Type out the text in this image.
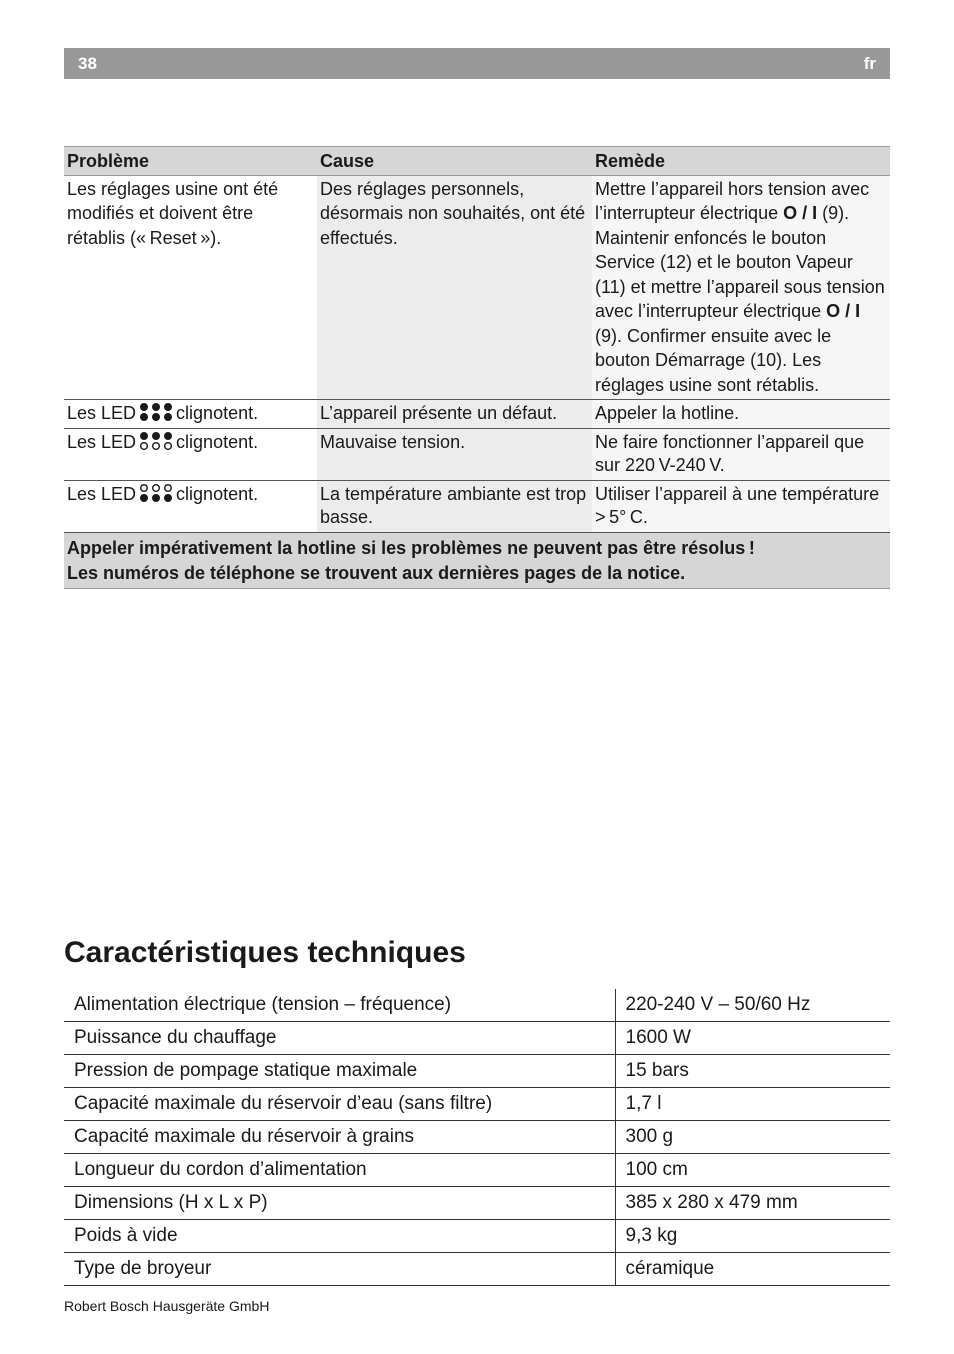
38	fr
Problème	Cause	Remède
Les réglages usine ont été modifiés et doivent être rétablis (« Reset »).	Des réglages personnels, désormais non souhaités, ont été effectués.	Mettre l’appareil hors tension avec l’interrupteur électrique O / I (9). Maintenir enfoncés le bouton Service (12) et le bouton Vapeur (11) et mettre l’appareil sous tension avec l’interrupteur électrique O / I (9). Confirmer ensuite avec le bouton Démarrage (10). Les réglages usine sont rétablis.
Les LED clignotent.	L’appareil présente un défaut.	Appeler la hotline.
Les LED clignotent.	Mauvaise tension.	Ne faire fonctionner l’appareil que sur 220 V-240 V.
Les LED clignotent.	La température ambiante est trop basse.	Utiliser l’appareil à une température > 5° C.
Appeler impérativement la hotline si les problèmes ne peuvent pas être résolus !
Les numéros de téléphone se trouvent aux dernières pages de la notice.		
Caractéristiques techniques
Alimentation électrique (tension – fréquence)	220-240 V – 50/60 Hz
Puissance du chauffage	1600 W
Pression de pompage statique maximale	15 bars
Capacité maximale du réservoir d’eau (sans filtre)	1,7 l
Capacité maximale du réservoir à grains	300 g
Longueur du cordon d’alimentation	100 cm
Dimensions (H x L x P)	385 x 280 x 479 mm
Poids à vide	9,3 kg
Type de broyeur	céramique
Robert Bosch Hausgeräte GmbH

• _SET TASK_:
Would you mind returning each entry above word for word, skipping the images?

• _THE ANSWER_:
Type out the text in this image.
38	fr
Problème	Cause	Remède
Les réglages usine ont été modifiés et doivent être rétablis (« Reset »).	Des réglages personnels, désormais non souhaités, ont été effectués.	Mettre l’appareil hors tension avec l’interrupteur électrique O / I (9). Maintenir enfoncés le bouton Service (12) et le bouton Vapeur (11) et mettre l’appareil sous tension avec l’interrupteur électrique O / I (9). Confirmer ensuite avec le bouton Démarrage (10). Les réglages usine sont rétablis.
Les LED clignotent.	L’appareil présente un défaut.	Appeler la hotline.
Les LED clignotent.	Mauvaise tension.	Ne faire fonctionner l’appareil que sur 220 V-240 V.
Les LED clignotent.	La température ambiante est trop basse.	Utiliser l’appareil à une température > 5° C.
Appeler impérativement la hotline si les problèmes ne peuvent pas être résolus !
Les numéros de téléphone se trouvent aux dernières pages de la notice.		
Caractéristiques techniques
Alimentation électrique (tension – fréquence)	220-240 V – 50/60 Hz
Puissance du chauffage	1600 W
Pression de pompage statique maximale	15 bars
Capacité maximale du réservoir d’eau (sans filtre)	1,7 l
Capacité maximale du réservoir à grains	300 g
Longueur du cordon d’alimentation	100 cm
Dimensions (H x L x P)	385 x 280 x 479 mm
Poids à vide	9,3 kg
Type de broyeur	céramique
Robert Bosch Hausgeräte GmbH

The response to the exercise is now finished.